Brief: Gather every line of the entries that includes the word "kasinu".

# Exercise inputs start

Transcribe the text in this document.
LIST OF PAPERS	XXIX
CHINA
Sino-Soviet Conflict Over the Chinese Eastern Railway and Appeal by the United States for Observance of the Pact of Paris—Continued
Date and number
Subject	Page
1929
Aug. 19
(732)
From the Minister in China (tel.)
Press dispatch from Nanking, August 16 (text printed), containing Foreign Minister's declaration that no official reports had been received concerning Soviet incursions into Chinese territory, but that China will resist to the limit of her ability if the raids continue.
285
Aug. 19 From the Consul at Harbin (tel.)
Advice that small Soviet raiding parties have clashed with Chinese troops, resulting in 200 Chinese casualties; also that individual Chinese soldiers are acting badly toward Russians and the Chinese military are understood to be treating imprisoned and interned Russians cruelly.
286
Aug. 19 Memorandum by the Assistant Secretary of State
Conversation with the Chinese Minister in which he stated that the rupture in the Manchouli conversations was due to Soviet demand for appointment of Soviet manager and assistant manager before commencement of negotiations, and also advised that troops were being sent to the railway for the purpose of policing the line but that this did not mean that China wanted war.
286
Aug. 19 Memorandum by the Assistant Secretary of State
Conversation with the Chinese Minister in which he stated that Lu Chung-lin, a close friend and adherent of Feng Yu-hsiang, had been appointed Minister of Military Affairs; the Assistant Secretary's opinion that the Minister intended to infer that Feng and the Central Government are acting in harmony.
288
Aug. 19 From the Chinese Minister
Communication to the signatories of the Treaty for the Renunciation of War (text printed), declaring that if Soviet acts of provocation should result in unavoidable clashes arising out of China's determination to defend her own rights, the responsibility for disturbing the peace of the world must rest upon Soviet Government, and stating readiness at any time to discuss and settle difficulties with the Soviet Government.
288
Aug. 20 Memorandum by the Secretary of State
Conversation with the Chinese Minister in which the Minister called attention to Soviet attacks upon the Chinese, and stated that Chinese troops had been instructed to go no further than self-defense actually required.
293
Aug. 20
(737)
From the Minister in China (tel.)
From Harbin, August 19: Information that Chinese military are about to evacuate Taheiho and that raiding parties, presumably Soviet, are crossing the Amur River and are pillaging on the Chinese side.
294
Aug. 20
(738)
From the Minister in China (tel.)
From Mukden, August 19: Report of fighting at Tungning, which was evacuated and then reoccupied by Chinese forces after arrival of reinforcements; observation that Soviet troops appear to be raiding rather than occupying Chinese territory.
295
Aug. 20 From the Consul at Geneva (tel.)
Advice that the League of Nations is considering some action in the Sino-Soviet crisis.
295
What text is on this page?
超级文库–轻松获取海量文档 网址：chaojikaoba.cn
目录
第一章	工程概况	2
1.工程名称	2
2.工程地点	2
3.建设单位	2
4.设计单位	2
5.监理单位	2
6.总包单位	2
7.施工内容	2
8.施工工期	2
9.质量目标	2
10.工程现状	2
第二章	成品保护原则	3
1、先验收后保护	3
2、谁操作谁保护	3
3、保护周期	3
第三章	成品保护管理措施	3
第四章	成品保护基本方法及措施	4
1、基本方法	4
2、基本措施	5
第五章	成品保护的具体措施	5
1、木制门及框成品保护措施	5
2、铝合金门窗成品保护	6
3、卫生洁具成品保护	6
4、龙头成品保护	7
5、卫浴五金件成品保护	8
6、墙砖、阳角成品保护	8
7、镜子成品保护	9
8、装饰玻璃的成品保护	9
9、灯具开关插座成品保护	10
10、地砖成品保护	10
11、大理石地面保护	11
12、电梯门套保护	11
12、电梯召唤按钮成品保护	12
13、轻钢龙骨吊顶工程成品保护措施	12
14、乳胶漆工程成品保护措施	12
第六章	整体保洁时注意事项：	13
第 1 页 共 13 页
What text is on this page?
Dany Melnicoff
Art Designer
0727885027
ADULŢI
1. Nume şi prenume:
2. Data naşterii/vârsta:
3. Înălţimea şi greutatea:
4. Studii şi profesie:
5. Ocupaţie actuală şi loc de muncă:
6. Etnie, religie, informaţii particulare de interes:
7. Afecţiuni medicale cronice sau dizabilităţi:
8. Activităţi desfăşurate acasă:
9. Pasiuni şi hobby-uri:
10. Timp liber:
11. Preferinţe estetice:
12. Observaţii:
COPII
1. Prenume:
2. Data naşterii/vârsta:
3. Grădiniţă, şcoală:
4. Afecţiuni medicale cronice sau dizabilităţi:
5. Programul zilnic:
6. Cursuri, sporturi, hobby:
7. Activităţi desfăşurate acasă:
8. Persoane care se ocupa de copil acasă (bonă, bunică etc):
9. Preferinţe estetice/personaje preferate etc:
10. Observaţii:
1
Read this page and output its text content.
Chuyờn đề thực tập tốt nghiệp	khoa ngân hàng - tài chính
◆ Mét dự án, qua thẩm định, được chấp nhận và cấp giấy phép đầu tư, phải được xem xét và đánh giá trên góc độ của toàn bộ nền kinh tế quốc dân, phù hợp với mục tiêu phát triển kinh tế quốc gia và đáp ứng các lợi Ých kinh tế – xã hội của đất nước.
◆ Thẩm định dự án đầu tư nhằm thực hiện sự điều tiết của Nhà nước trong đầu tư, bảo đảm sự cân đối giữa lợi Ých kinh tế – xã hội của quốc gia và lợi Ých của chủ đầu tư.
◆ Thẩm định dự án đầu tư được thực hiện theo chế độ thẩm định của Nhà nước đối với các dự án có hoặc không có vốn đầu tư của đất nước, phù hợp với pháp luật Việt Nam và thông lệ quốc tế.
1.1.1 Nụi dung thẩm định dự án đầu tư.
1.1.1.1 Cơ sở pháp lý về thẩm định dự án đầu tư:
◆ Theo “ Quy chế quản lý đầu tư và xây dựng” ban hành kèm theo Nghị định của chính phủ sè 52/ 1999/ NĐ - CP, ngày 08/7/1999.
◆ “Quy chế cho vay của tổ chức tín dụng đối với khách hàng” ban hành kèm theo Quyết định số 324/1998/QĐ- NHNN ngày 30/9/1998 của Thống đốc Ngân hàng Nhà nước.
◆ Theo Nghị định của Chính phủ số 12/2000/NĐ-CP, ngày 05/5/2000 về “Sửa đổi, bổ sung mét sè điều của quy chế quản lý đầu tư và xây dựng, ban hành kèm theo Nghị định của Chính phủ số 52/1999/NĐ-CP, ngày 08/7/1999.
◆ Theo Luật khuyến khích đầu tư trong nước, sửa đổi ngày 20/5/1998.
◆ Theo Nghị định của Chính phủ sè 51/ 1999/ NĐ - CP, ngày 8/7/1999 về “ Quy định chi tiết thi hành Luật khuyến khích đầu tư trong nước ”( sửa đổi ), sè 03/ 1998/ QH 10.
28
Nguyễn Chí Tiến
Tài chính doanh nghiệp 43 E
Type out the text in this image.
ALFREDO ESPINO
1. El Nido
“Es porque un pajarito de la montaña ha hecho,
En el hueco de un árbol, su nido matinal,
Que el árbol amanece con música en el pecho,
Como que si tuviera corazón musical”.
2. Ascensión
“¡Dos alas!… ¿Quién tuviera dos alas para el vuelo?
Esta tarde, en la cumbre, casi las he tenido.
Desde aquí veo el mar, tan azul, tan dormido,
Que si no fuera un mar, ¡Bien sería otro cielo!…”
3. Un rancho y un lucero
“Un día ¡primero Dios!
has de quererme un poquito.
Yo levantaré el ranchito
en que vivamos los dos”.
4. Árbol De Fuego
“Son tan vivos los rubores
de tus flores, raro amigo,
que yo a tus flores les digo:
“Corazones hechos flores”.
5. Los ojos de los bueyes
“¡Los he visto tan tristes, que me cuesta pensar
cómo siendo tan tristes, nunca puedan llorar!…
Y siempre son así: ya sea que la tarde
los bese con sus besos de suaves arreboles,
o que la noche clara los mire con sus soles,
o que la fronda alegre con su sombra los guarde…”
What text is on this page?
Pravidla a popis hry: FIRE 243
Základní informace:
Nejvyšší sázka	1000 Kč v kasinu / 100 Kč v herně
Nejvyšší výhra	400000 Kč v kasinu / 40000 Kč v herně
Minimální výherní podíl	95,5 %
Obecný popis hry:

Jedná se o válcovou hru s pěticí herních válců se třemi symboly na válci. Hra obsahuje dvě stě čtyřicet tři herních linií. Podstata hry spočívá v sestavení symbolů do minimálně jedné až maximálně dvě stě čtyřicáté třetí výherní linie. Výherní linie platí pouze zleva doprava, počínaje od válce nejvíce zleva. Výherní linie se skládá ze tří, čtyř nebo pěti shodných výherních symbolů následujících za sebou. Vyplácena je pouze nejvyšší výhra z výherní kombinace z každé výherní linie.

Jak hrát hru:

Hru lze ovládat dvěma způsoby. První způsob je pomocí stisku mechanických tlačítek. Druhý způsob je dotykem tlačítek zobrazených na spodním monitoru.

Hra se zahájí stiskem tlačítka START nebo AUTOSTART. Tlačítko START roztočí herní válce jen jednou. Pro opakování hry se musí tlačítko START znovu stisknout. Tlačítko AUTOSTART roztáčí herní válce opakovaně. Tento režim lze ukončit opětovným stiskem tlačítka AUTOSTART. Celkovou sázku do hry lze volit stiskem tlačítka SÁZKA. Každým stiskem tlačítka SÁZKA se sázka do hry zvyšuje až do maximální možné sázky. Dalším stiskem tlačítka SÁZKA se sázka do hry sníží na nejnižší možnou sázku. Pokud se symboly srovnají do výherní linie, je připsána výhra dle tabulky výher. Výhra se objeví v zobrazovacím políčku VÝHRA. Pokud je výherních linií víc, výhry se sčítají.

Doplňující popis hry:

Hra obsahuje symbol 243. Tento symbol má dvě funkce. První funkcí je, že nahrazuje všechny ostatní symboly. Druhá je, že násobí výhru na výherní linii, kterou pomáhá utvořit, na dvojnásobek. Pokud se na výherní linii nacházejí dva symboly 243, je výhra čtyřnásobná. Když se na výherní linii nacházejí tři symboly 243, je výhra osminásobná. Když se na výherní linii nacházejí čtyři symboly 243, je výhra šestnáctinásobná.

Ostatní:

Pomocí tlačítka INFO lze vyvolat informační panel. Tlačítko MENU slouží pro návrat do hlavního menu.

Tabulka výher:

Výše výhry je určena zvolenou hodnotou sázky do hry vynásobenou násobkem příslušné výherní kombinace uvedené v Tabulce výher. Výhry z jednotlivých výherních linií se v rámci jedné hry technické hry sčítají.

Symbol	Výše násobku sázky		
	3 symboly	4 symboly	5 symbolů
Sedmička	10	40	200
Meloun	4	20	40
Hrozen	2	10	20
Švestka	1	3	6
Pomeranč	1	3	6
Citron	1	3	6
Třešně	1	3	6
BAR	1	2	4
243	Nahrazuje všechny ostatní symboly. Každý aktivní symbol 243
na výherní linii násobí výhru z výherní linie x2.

# Exercise inputs end

Task solution:
Nejvyšší sázka	1000 Kč v kasinu / 100 Kč v herně
Nejvyšší výhra	400000 Kč v kasinu / 40000 Kč v herně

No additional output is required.